EXERCISE BRIEF
Pictures aside, write out every record exactly as it appears.

* * * * * * *

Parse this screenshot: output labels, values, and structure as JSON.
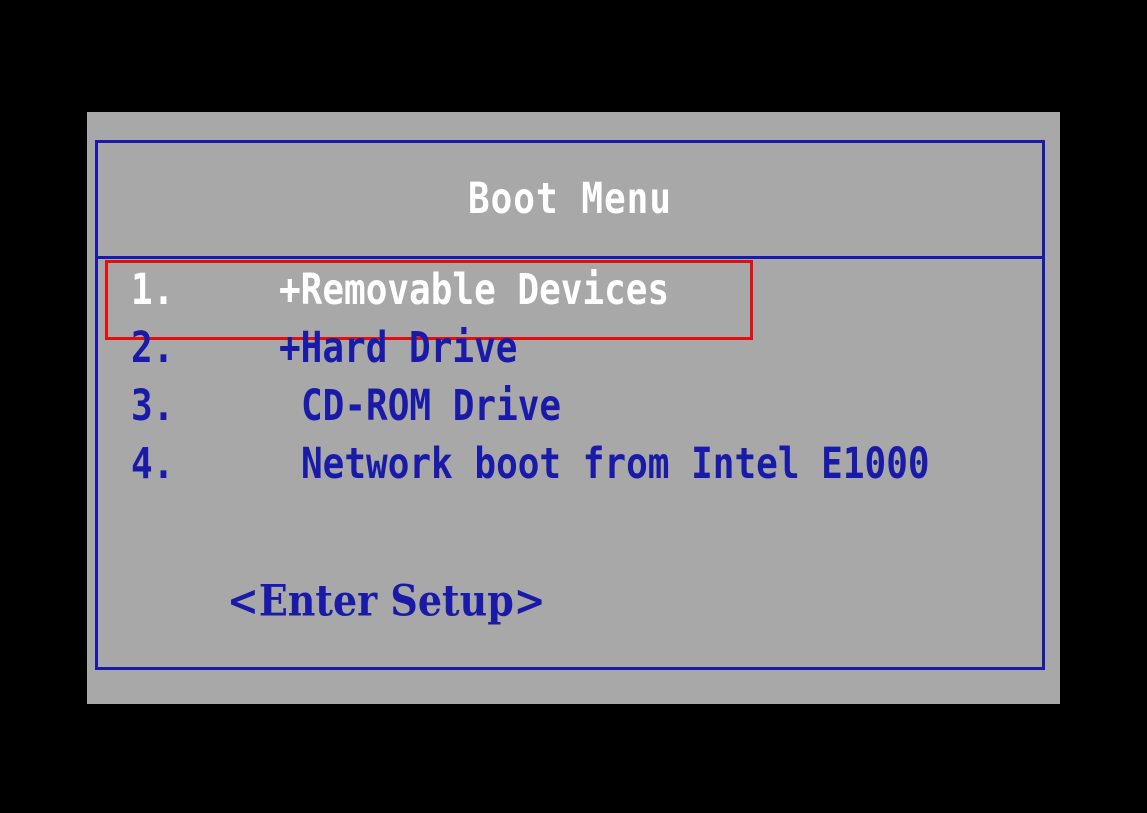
{
  "boot_menu": {
    "title": "Boot Menu",
    "items": [
      {
        "number": "1.",
        "label": "+Removable Devices",
        "selected": true
      },
      {
        "number": "2.",
        "label": "+Hard Drive",
        "selected": false
      },
      {
        "number": "3.",
        "label": "CD-ROM Drive",
        "selected": false
      },
      {
        "number": "4.",
        "label": "Network boot from Intel E1000",
        "selected": false
      }
    ],
    "setup_label": "<Enter Setup>"
  },
  "colors": {
    "screen_background": "#000000",
    "panel_background": "#a8a8a8",
    "text_blue": "#1a1aa8",
    "selected_text": "#ffffff",
    "highlight_border": "#e01010"
  }
}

* * * * * * *

RIGHT ANSWER
Parse this screenshot: output labels, values, and structure as JSON.
{
  "boot_menu": {
    "title": "Boot Menu",
    "items": [
      {
        "number": "1.",
        "label": "+Removable Devices",
        "selected": true
      },
      {
        "number": "2.",
        "label": "+Hard Drive",
        "selected": false
      },
      {
        "number": "3.",
        "label": "CD-ROM Drive",
        "selected": false
      },
      {
        "number": "4.",
        "label": "Network boot from Intel E1000",
        "selected": false
      }
    ],
    "setup_label": "<Enter Setup>"
  },
  "colors": {
    "screen_background": "#000000",
    "panel_background": "#a8a8a8",
    "text_blue": "#1a1aa8",
    "selected_text": "#ffffff",
    "highlight_border": "#e01010"
  }
}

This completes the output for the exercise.